# START OF RECORDS PROVIDED

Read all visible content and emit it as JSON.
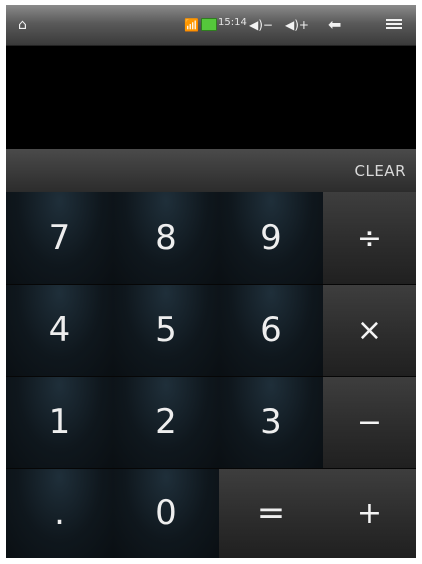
{
  "status_bar": {
    "clock": "15:14",
    "icons": [
      "home-icon",
      "signal-icon",
      "battery-icon",
      "volume-down-icon",
      "volume-up-icon",
      "back-icon",
      "menu-icon"
    ],
    "battery_color": "#55c83b"
  },
  "display": {
    "value": ""
  },
  "controls": {
    "clear_label": "CLEAR"
  },
  "keypad": {
    "rows": [
      [
        "7",
        "8",
        "9",
        "÷"
      ],
      [
        "4",
        "5",
        "6",
        "×"
      ],
      [
        "1",
        "2",
        "3",
        "−"
      ],
      [
        ".",
        "0",
        "=",
        "+"
      ]
    ]
  }
}
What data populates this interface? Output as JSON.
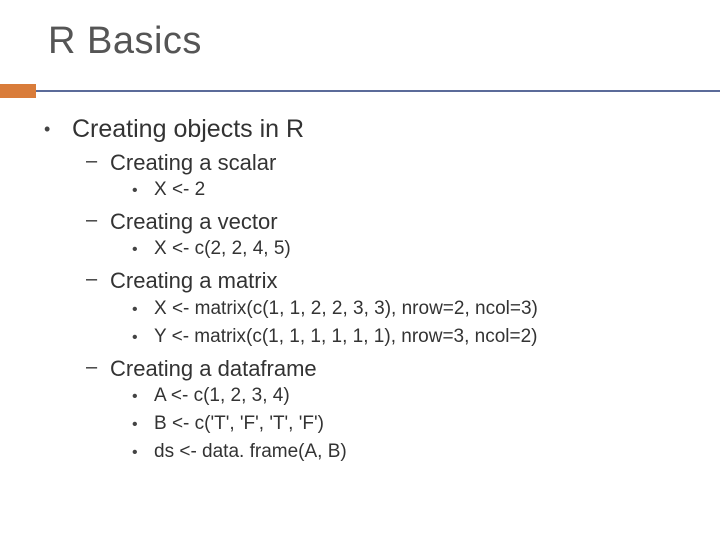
{
  "title": "R Basics",
  "heading": "Creating objects in R",
  "sections": [
    {
      "label": "Creating a scalar",
      "code": [
        "X <- 2"
      ]
    },
    {
      "label": "Creating a vector",
      "code": [
        "X <- c(2, 2, 4, 5)"
      ]
    },
    {
      "label": "Creating a matrix",
      "code": [
        "X <- matrix(c(1, 1, 2, 2, 3, 3), nrow=2, ncol=3)",
        "Y <- matrix(c(1, 1, 1, 1, 1, 1), nrow=3, ncol=2)"
      ]
    },
    {
      "label": "Creating a dataframe",
      "code": [
        "A <- c(1, 2, 3, 4)",
        "B <- c('T', 'F', 'T', 'F')",
        "ds <- data. frame(A, B)"
      ]
    }
  ],
  "colors": {
    "accent": "#d97c3a",
    "rule": "#5b6b99"
  }
}
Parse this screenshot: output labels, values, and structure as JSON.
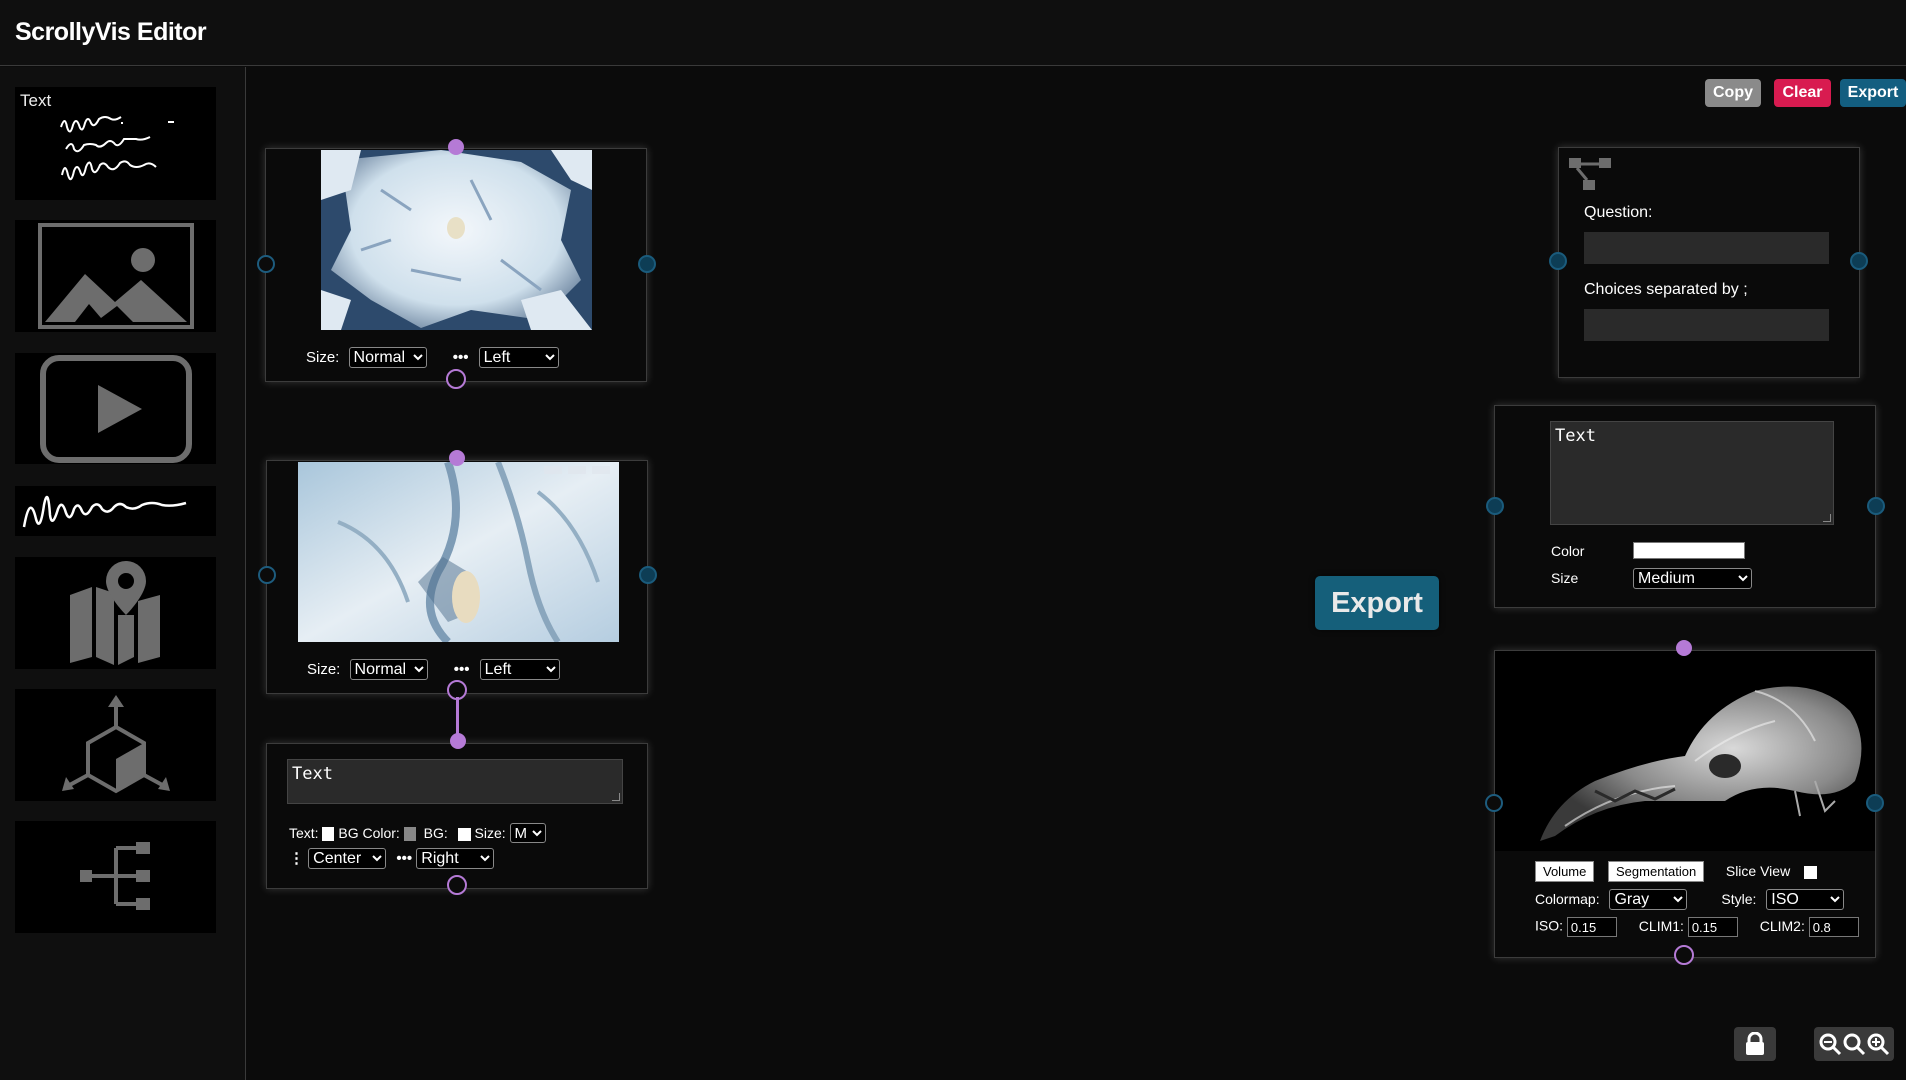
{
  "app": {
    "title": "ScrollyVis Editor"
  },
  "sidebar": {
    "items": [
      {
        "label": "Text",
        "icon": "handwriting-text-icon"
      },
      {
        "icon": "image-icon"
      },
      {
        "icon": "video-play-icon"
      },
      {
        "icon": "signature-icon"
      },
      {
        "icon": "map-pin-icon"
      },
      {
        "icon": "3d-cube-icon"
      },
      {
        "icon": "tree-structure-icon"
      }
    ]
  },
  "toolbar": {
    "copy": "Copy",
    "clear": "Clear",
    "export": "Export",
    "copy_color": "#8a8a8a",
    "clear_color": "#d81b50",
    "export_color": "#135e80"
  },
  "image_node_1": {
    "size_label": "Size:",
    "size_value": "Normal",
    "align_value": "Left"
  },
  "image_node_2": {
    "size_label": "Size:",
    "size_value": "Normal",
    "align_value": "Left"
  },
  "text_node_left": {
    "text": "Text",
    "text_color_label": "Text:",
    "bg_color_label": "BG Color:",
    "bg_label": "BG:",
    "size_label": "Size:",
    "size_value": "M",
    "v_align_value": "Center",
    "h_align_value": "Right"
  },
  "quiz_node": {
    "question_label": "Question:",
    "choices_label": "Choices separated by ;",
    "question_value": "",
    "choices_value": ""
  },
  "text_node_right": {
    "text": "Text",
    "color_label": "Color",
    "size_label": "Size",
    "size_value": "Medium",
    "color_value": "#ffffff"
  },
  "volume_node": {
    "volume_button": "Volume",
    "segmentation_button": "Segmentation",
    "slice_view_label": "Slice View",
    "colormap_label": "Colormap:",
    "colormap_value": "Gray",
    "style_label": "Style:",
    "style_value": "ISO",
    "iso_label": "ISO:",
    "iso_value": "0.15",
    "clim1_label": "CLIM1:",
    "clim1_value": "0.15",
    "clim2_label": "CLIM2:",
    "clim2_value": "0.8"
  },
  "export_big": "Export",
  "accent_colors": {
    "purple": "#b57ad6",
    "blue": "#1a5b7c"
  }
}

# END OF RECORDS PROVIDED

STATED PROBLEM.
Which lines contain the word "JSON"? Return each of them.

REPLY TO THE EXERCISE.
Read all visible content and emit it as JSON.
What data populates this interface? Output as JSON.
Parse this screenshot: output labels, values, and structure as JSON.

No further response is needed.